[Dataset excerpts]
* * *

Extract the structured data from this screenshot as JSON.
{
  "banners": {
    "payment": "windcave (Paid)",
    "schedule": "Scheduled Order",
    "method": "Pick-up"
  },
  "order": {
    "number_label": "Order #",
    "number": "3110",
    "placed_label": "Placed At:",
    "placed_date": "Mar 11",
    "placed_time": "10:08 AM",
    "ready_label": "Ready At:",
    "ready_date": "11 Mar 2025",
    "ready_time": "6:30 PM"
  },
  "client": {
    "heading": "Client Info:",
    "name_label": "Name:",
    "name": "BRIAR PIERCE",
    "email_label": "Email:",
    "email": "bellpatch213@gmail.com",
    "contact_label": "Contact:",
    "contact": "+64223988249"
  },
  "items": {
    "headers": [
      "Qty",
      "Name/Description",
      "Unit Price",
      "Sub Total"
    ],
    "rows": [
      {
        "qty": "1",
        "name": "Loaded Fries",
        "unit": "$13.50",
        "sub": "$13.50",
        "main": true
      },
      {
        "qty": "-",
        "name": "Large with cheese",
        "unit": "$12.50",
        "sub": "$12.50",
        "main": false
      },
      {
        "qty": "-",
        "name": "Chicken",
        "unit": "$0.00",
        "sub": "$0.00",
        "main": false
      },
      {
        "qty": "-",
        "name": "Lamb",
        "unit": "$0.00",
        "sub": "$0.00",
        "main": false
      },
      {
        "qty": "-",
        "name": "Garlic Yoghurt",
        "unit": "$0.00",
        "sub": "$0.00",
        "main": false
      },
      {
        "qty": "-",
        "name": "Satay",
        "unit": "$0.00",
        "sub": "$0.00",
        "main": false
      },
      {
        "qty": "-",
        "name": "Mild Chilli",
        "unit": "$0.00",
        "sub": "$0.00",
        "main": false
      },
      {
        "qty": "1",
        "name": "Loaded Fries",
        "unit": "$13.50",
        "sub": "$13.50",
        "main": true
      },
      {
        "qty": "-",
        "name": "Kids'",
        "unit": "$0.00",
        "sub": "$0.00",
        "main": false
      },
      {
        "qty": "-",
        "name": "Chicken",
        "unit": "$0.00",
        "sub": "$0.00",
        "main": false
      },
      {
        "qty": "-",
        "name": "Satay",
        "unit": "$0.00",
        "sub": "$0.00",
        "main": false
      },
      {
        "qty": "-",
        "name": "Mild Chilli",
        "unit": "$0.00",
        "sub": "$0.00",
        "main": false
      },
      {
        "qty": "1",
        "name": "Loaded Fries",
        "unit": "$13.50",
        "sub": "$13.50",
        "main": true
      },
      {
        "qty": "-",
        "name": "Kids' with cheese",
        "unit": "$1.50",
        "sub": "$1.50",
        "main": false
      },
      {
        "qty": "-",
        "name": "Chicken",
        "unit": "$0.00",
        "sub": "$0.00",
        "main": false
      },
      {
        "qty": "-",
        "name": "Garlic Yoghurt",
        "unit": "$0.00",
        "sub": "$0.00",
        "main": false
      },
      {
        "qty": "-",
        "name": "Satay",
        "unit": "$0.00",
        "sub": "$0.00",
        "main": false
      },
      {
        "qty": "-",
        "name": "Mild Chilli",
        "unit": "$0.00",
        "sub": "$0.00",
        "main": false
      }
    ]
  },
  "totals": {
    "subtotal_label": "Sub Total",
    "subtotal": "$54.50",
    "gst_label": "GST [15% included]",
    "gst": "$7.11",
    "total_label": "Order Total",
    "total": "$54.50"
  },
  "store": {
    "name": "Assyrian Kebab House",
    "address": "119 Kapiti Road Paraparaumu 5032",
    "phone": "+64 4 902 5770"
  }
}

* * *

§ **Task**
Write out every line from the records above, word for word.

§ **Answer to this task**
Extract the structured data from this screenshot as JSON.
{
  "banners": {
    "payment": "windcave (Paid)",
    "schedule": "Scheduled Order",
    "method": "Pick-up"
  },
  "order": {
    "number_label": "Order #",
    "number": "3110",
    "placed_label": "Placed At:",
    "placed_date": "Mar 11",
    "placed_time": "10:08 AM",
    "ready_label": "Ready At:",
    "ready_date": "11 Mar 2025",
    "ready_time": "6:30 PM"
  },
  "client": {
    "heading": "Client Info:",
    "name_label": "Name:",
    "name": "BRIAR PIERCE",
    "email_label": "Email:",
    "email": "bellpatch213@gmail.com",
    "contact_label": "Contact:",
    "contact": "+64223988249"
  },
  "items": {
    "headers": [
      "Qty",
      "Name/Description",
      "Unit Price",
      "Sub Total"
    ],
    "rows": [
      {
        "qty": "1",
        "name": "Loaded Fries",
        "unit": "$13.50",
        "sub": "$13.50",
        "main": true
      },
      {
        "qty": "-",
        "name": "Large with cheese",
        "unit": "$12.50",
        "sub": "$12.50",
        "main": false
      },
      {
        "qty": "-",
        "name": "Chicken",
        "unit": "$0.00",
        "sub": "$0.00",
        "main": false
      },
      {
        "qty": "-",
        "name": "Lamb",
        "unit": "$0.00",
        "sub": "$0.00",
        "main": false
      },
      {
        "qty": "-",
        "name": "Garlic Yoghurt",
        "unit": "$0.00",
        "sub": "$0.00",
        "main": false
      },
      {
        "qty": "-",
        "name": "Satay",
        "unit": "$0.00",
        "sub": "$0.00",
        "main": false
      },
      {
        "qty": "-",
        "name": "Mild Chilli",
        "unit": "$0.00",
        "sub": "$0.00",
        "main": false
      },
      {
        "qty": "1",
        "name": "Loaded Fries",
        "unit": "$13.50",
        "sub": "$13.50",
        "main": true
      },
      {
        "qty": "-",
        "name": "Kids'",
        "unit": "$0.00",
        "sub": "$0.00",
        "main": false
      },
      {
        "qty": "-",
        "name": "Chicken",
        "unit": "$0.00",
        "sub": "$0.00",
        "main": false
      },
      {
        "qty": "-",
        "name": "Satay",
        "unit": "$0.00",
        "sub": "$0.00",
        "main": false
      },
      {
        "qty": "-",
        "name": "Mild Chilli",
        "unit": "$0.00",
        "sub": "$0.00",
        "main": false
      },
      {
        "qty": "1",
        "name": "Loaded Fries",
        "unit": "$13.50",
        "sub": "$13.50",
        "main": true
      },
      {
        "qty": "-",
        "name": "Kids' with cheese",
        "unit": "$1.50",
        "sub": "$1.50",
        "main": false
      },
      {
        "qty": "-",
        "name": "Chicken",
        "unit": "$0.00",
        "sub": "$0.00",
        "main": false
      },
      {
        "qty": "-",
        "name": "Garlic Yoghurt",
        "unit": "$0.00",
        "sub": "$0.00",
        "main": false
      },
      {
        "qty": "-",
        "name": "Satay",
        "unit": "$0.00",
        "sub": "$0.00",
        "main": false
      },
      {
        "qty": "-",
        "name": "Mild Chilli",
        "unit": "$0.00",
        "sub": "$0.00",
        "main": false
      }
    ]
  },
  "totals": {
    "subtotal_label": "Sub Total",
    "subtotal": "$54.50",
    "gst_label": "GST [15% included]",
    "gst": "$7.11",
    "total_label": "Order Total",
    "total": "$54.50"
  },
  "store": {
    "name": "Assyrian Kebab House",
    "address": "119 Kapiti Road Paraparaumu 5032",
    "phone": "+64 4 902 5770"
  }
}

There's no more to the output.